Pictures do not belong in the copy; quote every entry below exactly.
== SOURCE MATERIAL ==
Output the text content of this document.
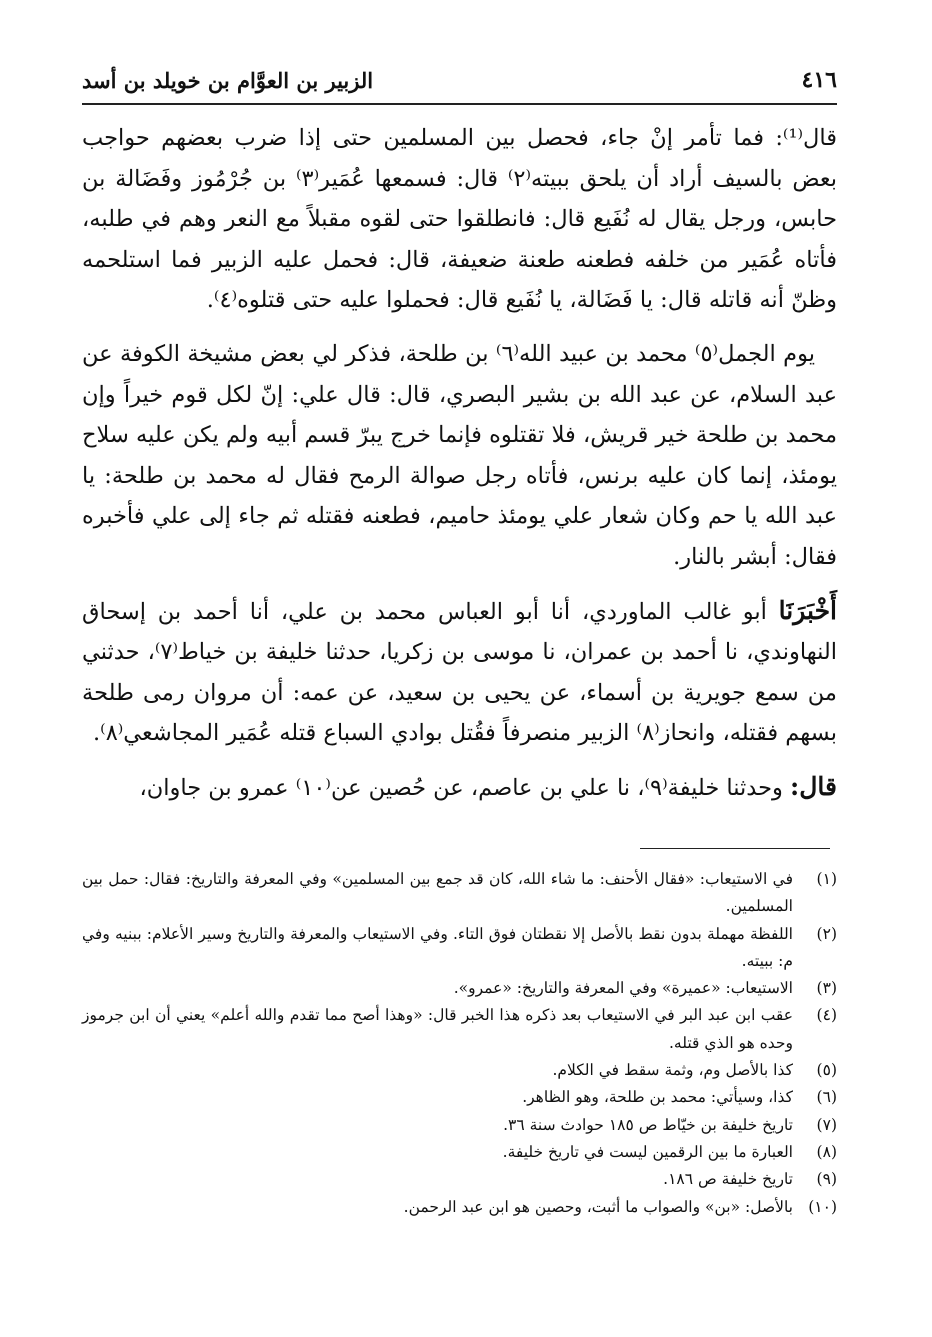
٤١٦
الزبير بن العوَّام بن خويلد بن أسد

قال⁽¹⁾: فما تأمر إنْ جاء، فحصل بين المسلمين حتى إذا ضرب بعضهم حواجب بعض بالسيف أراد أن يلحق ببيته⁽٢⁾ قال: فسمعها عُمَير⁽٣⁾ بن جُرْمُوز وفَضَالة بن حابس، ورجل يقال له نُفَيع قال: فانطلقوا حتى لقوه مقبلاً مع النعر وهم في طلبه، فأتاه عُمَير من خلفه فطعنه طعنة ضعيفة، قال: فحمل عليه الزبير فما استلحمه وظنّ أنه قاتله قال: يا فَضَالة، يا نُفَيع قال: فحملوا عليه حتى قتلوه⁽٤⁾.

يوم الجمل⁽٥⁾ محمد بن عبيد الله⁽٦⁾ بن طلحة، فذكر لي بعض مشيخة الكوفة عن عبد السلام، عن عبد الله بن بشير البصري، قال: قال علي: إنّ لكل قوم خيراً وإن محمد بن طلحة خير قريش، فلا تقتلوه فإنما خرج يبرّ قسم أبيه ولم يكن عليه سلاح يومئذ، إنما كان عليه برنس، فأتاه رجل صوالة الرمح فقال له محمد بن طلحة: يا عبد الله يا حم وكان شعار علي يومئذ حاميم، فطعنه فقتله ثم جاء إلى علي فأخبره فقال: أبشر بالنار.

أَخْبَرَنَا أبو غالب الماوردي، أنا أبو العباس محمد بن علي، أنا أحمد بن إسحاق النهاوندي، نا أحمد بن عمران، نا موسى بن زكريا، حدثنا خليفة بن خياط⁽٧⁾، حدثني من سمع جويرية بن أسماء، عن يحيى بن سعيد، عن عمه: أن مروان رمى طلحة بسهم فقتله، وانحاز⁽٨⁾ الزبير منصرفاً فقُتل بوادي السباع قتله عُمَير المجاشعي⁽٨⁾.

قال: وحدثنا خليفة⁽٩⁾، نا علي بن عاصم، عن حُصين عن⁽١٠⁾ عمرو بن جاوان،

(١)
في الاستيعاب: «فقال الأحنف: ما شاء الله، كان قد جمع بين المسلمين» وفي المعرفة والتاريخ: فقال: حمل بين المسلمين.
(٢)
اللفظة مهملة بدون نقط بالأصل إلا نقطتان فوق التاء. وفي الاستيعاب والمعرفة والتاريخ وسير الأعلام: ببنيه وفي م: ببيته.
(٣)
الاستيعاب: «عميرة» وفي المعرفة والتاريخ: «عمرو».
(٤)
عقب ابن عبد البر في الاستيعاب بعد ذكره هذا الخبر قال: «وهذا أصح مما تقدم والله أعلم» يعني أن ابن جرموز وحده هو الذي قتله.
(٥)
كذا بالأصل وم، وثمة سقط في الكلام.
(٦)
كذا، وسيأتي: محمد بن طلحة، وهو الظاهر.
(٧)
تاريخ خليفة بن خيّاط ص ١٨٥ حوادث سنة ٣٦.
(٨)
العبارة ما بين الرقمين ليست في تاريخ خليفة.
(٩)
تاريخ خليفة ص ١٨٦.
(١٠)
بالأصل: «بن» والصواب ما أثبت، وحصين هو ابن عبد الرحمن.
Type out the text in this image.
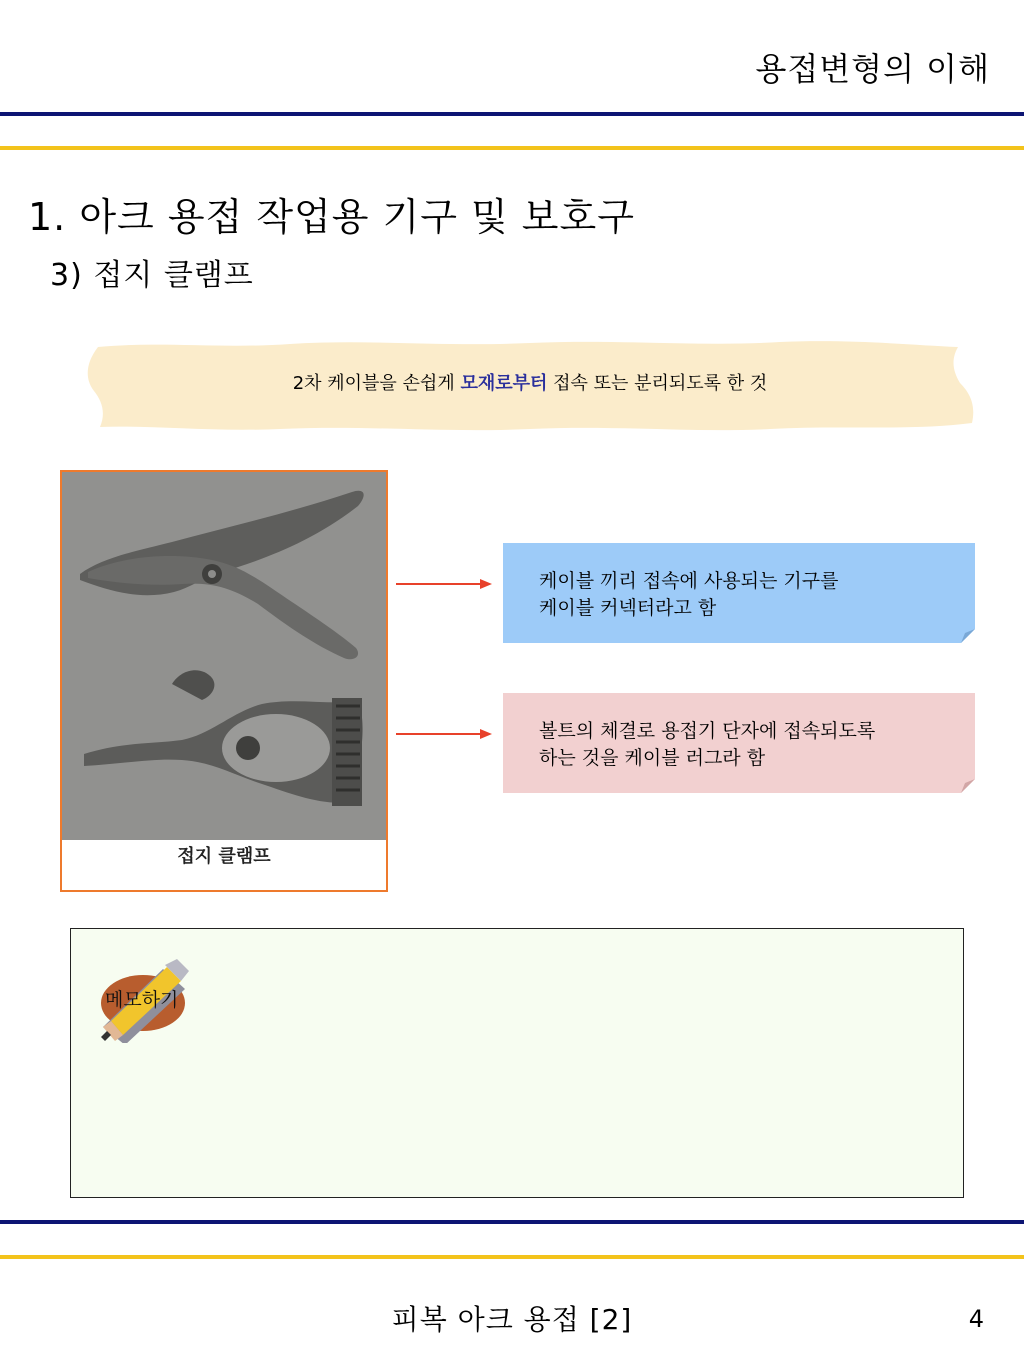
용접변형의 이해
1. 아크 용접 작업용 기구 및 보호구
3) 접지 클램프
2차 케이블을 손쉽게 모재로부터 접속 또는 분리되도록 한 것
접지 클램프
케이블 끼리 접속에 사용되는 기구를
케이블 커넥터라고 함
볼트의 체결로 용접기 단자에 접속되도록
하는 것을 케이블 러그라 함
메모하기
피복 아크 용접 [2]	4
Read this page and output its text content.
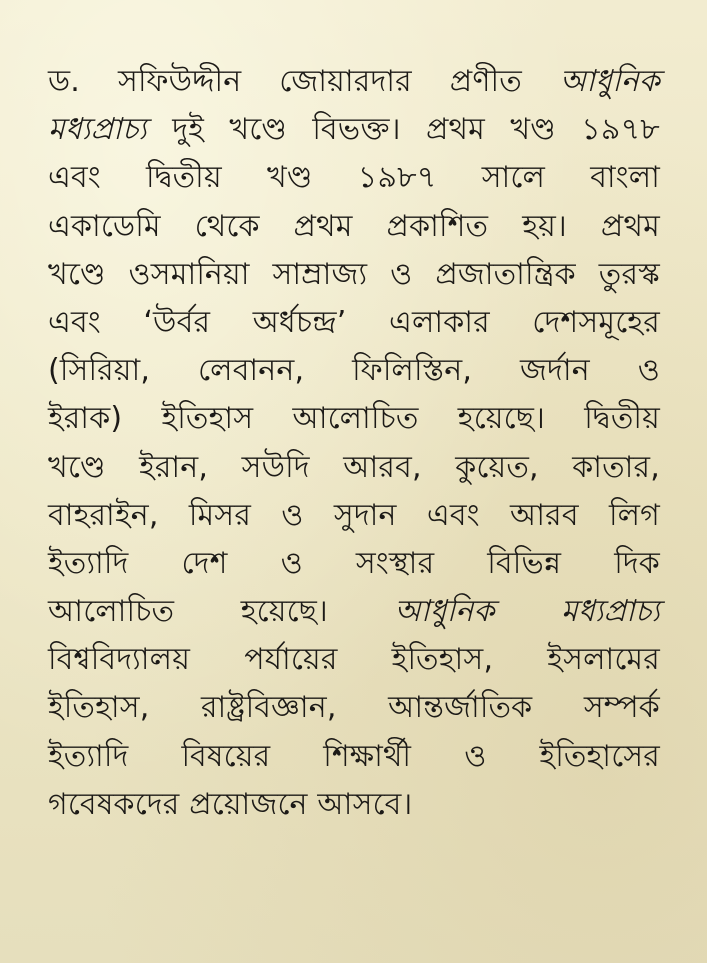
ড. সফিউদ্দীন জোয়ারদার প্রণীত আধুনিক
মধ্যপ্রাচ্য দুই খণ্ডে বিভক্ত। প্রথম খণ্ড ১৯৭৮
এবং দ্বিতীয় খণ্ড ১৯৮৭ সালে বাংলা
একাডেমি থেকে প্রথম প্রকাশিত হয়। প্রথম
খণ্ডে ওসমানিয়া সাম্রাজ্য ও প্রজাতান্ত্রিক তুরস্ক
এবং ‘উর্বর অর্ধচন্দ্র’ এলাকার দেশসমূহের
(সিরিয়া, লেবানন, ফিলিস্তিন, জর্দান ও
ইরাক) ইতিহাস আলোচিত হয়েছে। দ্বিতীয়
খণ্ডে ইরান, সউদি আরব, কুয়েত, কাতার,
বাহরাইন, মিসর ও সুদান এবং আরব লিগ
ইত্যাদি দেশ ও সংস্থার বিভিন্ন দিক
আলোচিত হয়েছে। আধুনিক মধ্যপ্রাচ্য
বিশ্ববিদ্যালয় পর্যায়ের ইতিহাস, ইসলামের
ইতিহাস, রাষ্ট্রবিজ্ঞান, আন্তর্জাতিক সম্পর্ক
ইত্যাদি বিষয়ের শিক্ষার্থী ও ইতিহাসের
গবেষকদের প্রয়োজনে আসবে।
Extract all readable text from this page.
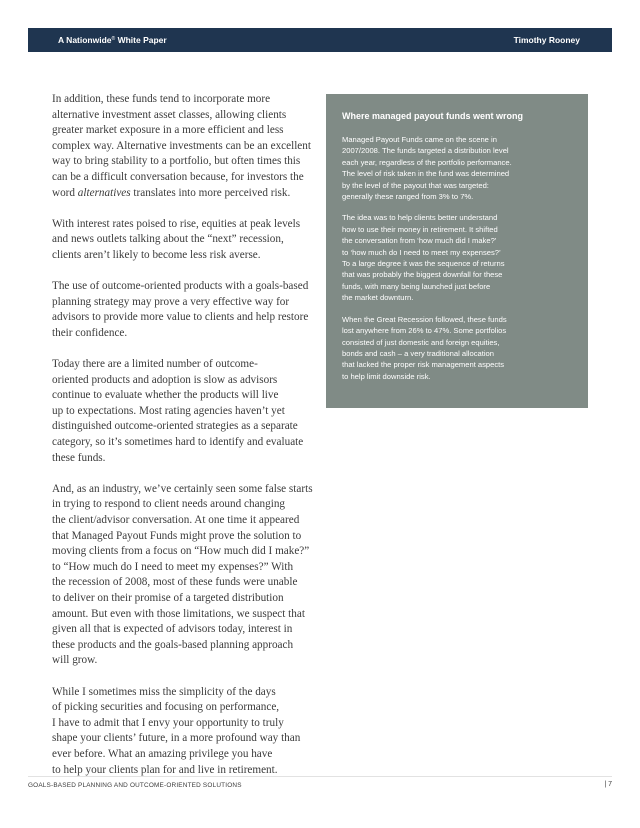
A Nationwide® White Paper	Timothy Rooney

In addition, these funds tend to incorporate more
alternative investment asset classes, allowing clients
greater market exposure in a more efficient and less
complex way. Alternative investments can be an excellent
way to bring stability to a portfolio, but often times this
can be a difficult conversation because, for investors the
word alternatives translates into more perceived risk.

With interest rates poised to rise, equities at peak levels
and news outlets talking about the “next” recession,
clients aren’t likely to become less risk averse.

The use of outcome-oriented products with a goals-based
planning strategy may prove a very effective way for
advisors to provide more value to clients and help restore
their confidence.

Today there are a limited number of outcome-
oriented products and adoption is slow as advisors
continue to evaluate whether the products will live
up to expectations. Most rating agencies haven’t yet
distinguished outcome-oriented strategies as a separate
category, so it’s sometimes hard to identify and evaluate
these funds.

And, as an industry, we’ve certainly seen some false starts
in trying to respond to client needs around changing
the client/advisor conversation. At one time it appeared
that Managed Payout Funds might prove the solution to
moving clients from a focus on “How much did I make?”
to “How much do I need to meet my expenses?” With
the recession of 2008, most of these funds were unable
to deliver on their promise of a targeted distribution
amount. But even with those limitations, we suspect that
given all that is expected of advisors today, interest in
these products and the goals-based planning approach
will grow.

While I sometimes miss the simplicity of the days
of picking securities and focusing on performance,
I have to admit that I envy your opportunity to truly
shape your clients’ future, in a more profound way than
ever before. What an amazing privilege you have
to help your clients plan for and live in retirement.

Where managed payout funds went wrong

Managed Payout Funds came on the scene in
2007/2008. The funds targeted a distribution level
each year, regardless of the portfolio performance.
The level of risk taken in the fund was determined
by the level of the payout that was targeted:
generally these ranged from 3% to 7%.

The idea was to help clients better understand
how to use their money in retirement. It shifted
the conversation from ‘how much did I make?’
to ‘how much do I need to meet my expenses?’
To a large degree it was the sequence of returns
that was probably the biggest downfall for these
funds, with many being launched just before
the market downturn.

When the Great Recession followed, these funds
lost anywhere from 26% to 47%. Some portfolios
consisted of just domestic and foreign equities,
bonds and cash – a very traditional allocation
that lacked the proper risk management aspects
to help limit downside risk.

GOALS-BASED PLANNING AND OUTCOME-ORIENTED SOLUTIONS	| 7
===
ANSWER TO THIS TASK =>
Output the text content of this document.
٤١٦
الزبير بن العوَّام بن خويلد بن أسد

قال⁽¹⁾: فما تأمر إنْ جاء، فحصل بين المسلمين حتى إذا ضرب بعضهم حواجب بعض بالسيف أراد أن يلحق ببيته⁽٢⁾ قال: فسمعها عُمَير⁽٣⁾ بن جُرْمُوز وفَضَالة بن حابس، ورجل يقال له نُفَيع قال: فانطلقوا حتى لقوه مقبلاً مع النعر وهم في طلبه، فأتاه عُمَير من خلفه فطعنه طعنة ضعيفة، قال: فحمل عليه الزبير فما استلحمه وظنّ أنه قاتله قال: يا فَضَالة، يا نُفَيع قال: فحملوا عليه حتى قتلوه⁽٤⁾.

يوم الجمل⁽٥⁾ محمد بن عبيد الله⁽٦⁾ بن طلحة، فذكر لي بعض مشيخة الكوفة عن عبد السلام، عن عبد الله بن بشير البصري، قال: قال علي: إنّ لكل قوم خيراً وإن محمد بن طلحة خير قريش، فلا تقتلوه فإنما خرج يبرّ قسم أبيه ولم يكن عليه سلاح يومئذ، إنما كان عليه برنس، فأتاه رجل صوالة الرمح فقال له محمد بن طلحة: يا عبد الله يا حم وكان شعار علي يومئذ حاميم، فطعنه فقتله ثم جاء إلى علي فأخبره فقال: أبشر بالنار.

أَخْبَرَنَا أبو غالب الماوردي، أنا أبو العباس محمد بن علي، أنا أحمد بن إسحاق النهاوندي، نا أحمد بن عمران، نا موسى بن زكريا، حدثنا خليفة بن خياط⁽٧⁾، حدثني من سمع جويرية بن أسماء، عن يحيى بن سعيد، عن عمه: أن مروان رمى طلحة بسهم فقتله، وانحاز⁽٨⁾ الزبير منصرفاً فقُتل بوادي السباع قتله عُمَير المجاشعي⁽٨⁾.

قال: وحدثنا خليفة⁽٩⁾، نا علي بن عاصم، عن حُصين عن⁽١٠⁾ عمرو بن جاوان،

(١)
في الاستيعاب: «فقال الأحنف: ما شاء الله، كان قد جمع بين المسلمين» وفي المعرفة والتاريخ: فقال: حمل بين المسلمين.
(٢)
اللفظة مهملة بدون نقط بالأصل إلا نقطتان فوق التاء. وفي الاستيعاب والمعرفة والتاريخ وسير الأعلام: ببنيه وفي م: ببيته.
(٣)
الاستيعاب: «عميرة» وفي المعرفة والتاريخ: «عمرو».
(٤)
عقب ابن عبد البر في الاستيعاب بعد ذكره هذا الخبر قال: «وهذا أصح مما تقدم والله أعلم» يعني أن ابن جرموز وحده هو الذي قتله.
(٥)
كذا بالأصل وم، وثمة سقط في الكلام.
(٦)
كذا، وسيأتي: محمد بن طلحة، وهو الظاهر.
(٧)
تاريخ خليفة بن خيّاط ص ١٨٥ حوادث سنة ٣٦.
(٨)
العبارة ما بين الرقمين ليست في تاريخ خليفة.
(٩)
تاريخ خليفة ص ١٨٦.
(١٠)
بالأصل: «بن» والصواب ما أثبت، وحصين هو ابن عبد الرحمن.
Type out the text in this image.
용접변형의 이해
1. 아크 용접 작업용 기구 및 보호구
3) 접지 클램프
2차 케이블을 손쉽게 모재로부터 접속 또는 분리되도록 한 것
접지 클램프
케이블 끼리 접속에 사용되는 기구를
케이블 커넥터라고 함
볼트의 체결로 용접기 단자에 접속되도록
하는 것을 케이블 러그라 함
메모하기
피복 아크 용접 [2]	4
Read this page and output its text content.
ড. সফিউদ্দীন জোয়ারদার প্রণীত আধুনিক
মধ্যপ্রাচ্য দুই খণ্ডে বিভক্ত। প্রথম খণ্ড ১৯৭৮
এবং দ্বিতীয় খণ্ড ১৯৮৭ সালে বাংলা
একাডেমি থেকে প্রথম প্রকাশিত হয়। প্রথম
খণ্ডে ওসমানিয়া সাম্রাজ্য ও প্রজাতান্ত্রিক তুরস্ক
এবং ‘উর্বর অর্ধচন্দ্র’ এলাকার দেশসমূহের
(সিরিয়া, লেবানন, ফিলিস্তিন, জর্দান ও
ইরাক) ইতিহাস আলোচিত হয়েছে। দ্বিতীয়
খণ্ডে ইরান, সউদি আরব, কুয়েত, কাতার,
বাহরাইন, মিসর ও সুদান এবং আরব লিগ
ইত্যাদি দেশ ও সংস্থার বিভিন্ন দিক
আলোচিত হয়েছে। আধুনিক মধ্যপ্রাচ্য
বিশ্ববিদ্যালয় পর্যায়ের ইতিহাস, ইসলামের
ইতিহাস, রাষ্ট্রবিজ্ঞান, আন্তর্জাতিক সম্পর্ক
ইত্যাদি বিষয়ের শিক্ষার্থী ও ইতিহাসের
গবেষকদের প্রয়োজনে আসবে।
Extract all readable text from this page.
A Nationwide® White Paper	Timothy Rooney

In addition, these funds tend to incorporate more
alternative investment asset classes, allowing clients
greater market exposure in a more efficient and less
complex way. Alternative investments can be an excellent
way to bring stability to a portfolio, but often times this
can be a difficult conversation because, for investors the
word alternatives translates into more perceived risk.

With interest rates poised to rise, equities at peak levels
and news outlets talking about the “next” recession,
clients aren’t likely to become less risk averse.

The use of outcome-oriented products with a goals-based
planning strategy may prove a very effective way for
advisors to provide more value to clients and help restore
their confidence.

Today there are a limited number of outcome-
oriented products and adoption is slow as advisors
continue to evaluate whether the products will live
up to expectations. Most rating agencies haven’t yet
distinguished outcome-oriented strategies as a separate
category, so it’s sometimes hard to identify and evaluate
these funds.

And, as an industry, we’ve certainly seen some false starts
in trying to respond to client needs around changing
the client/advisor conversation. At one time it appeared
that Managed Payout Funds might prove the solution to
moving clients from a focus on “How much did I make?”
to “How much do I need to meet my expenses?” With
the recession of 2008, most of these funds were unable
to deliver on their promise of a targeted distribution
amount. But even with those limitations, we suspect that
given all that is expected of advisors today, interest in
these products and the goals-based planning approach
will grow.

While I sometimes miss the simplicity of the days
of picking securities and focusing on performance,
I have to admit that I envy your opportunity to truly
shape your clients’ future, in a more profound way than
ever before. What an amazing privilege you have
to help your clients plan for and live in retirement.

Where managed payout funds went wrong

Managed Payout Funds came on the scene in
2007/2008. The funds targeted a distribution level
each year, regardless of the portfolio performance.
The level of risk taken in the fund was determined
by the level of the payout that was targeted:
generally these ranged from 3% to 7%.

The idea was to help clients better understand
how to use their money in retirement. It shifted
the conversation from ‘how much did I make?’
to ‘how much do I need to meet my expenses?’
To a large degree it was the sequence of returns
that was probably the biggest downfall for these
funds, with many being launched just before
the market downturn.

When the Great Recession followed, these funds
lost anywhere from 26% to 47%. Some portfolios
consisted of just domestic and foreign equities,
bonds and cash – a very traditional allocation
that lacked the proper risk management aspects
to help limit downside risk.

GOALS-BASED PLANNING AND OUTCOME-ORIENTED SOLUTIONS	| 7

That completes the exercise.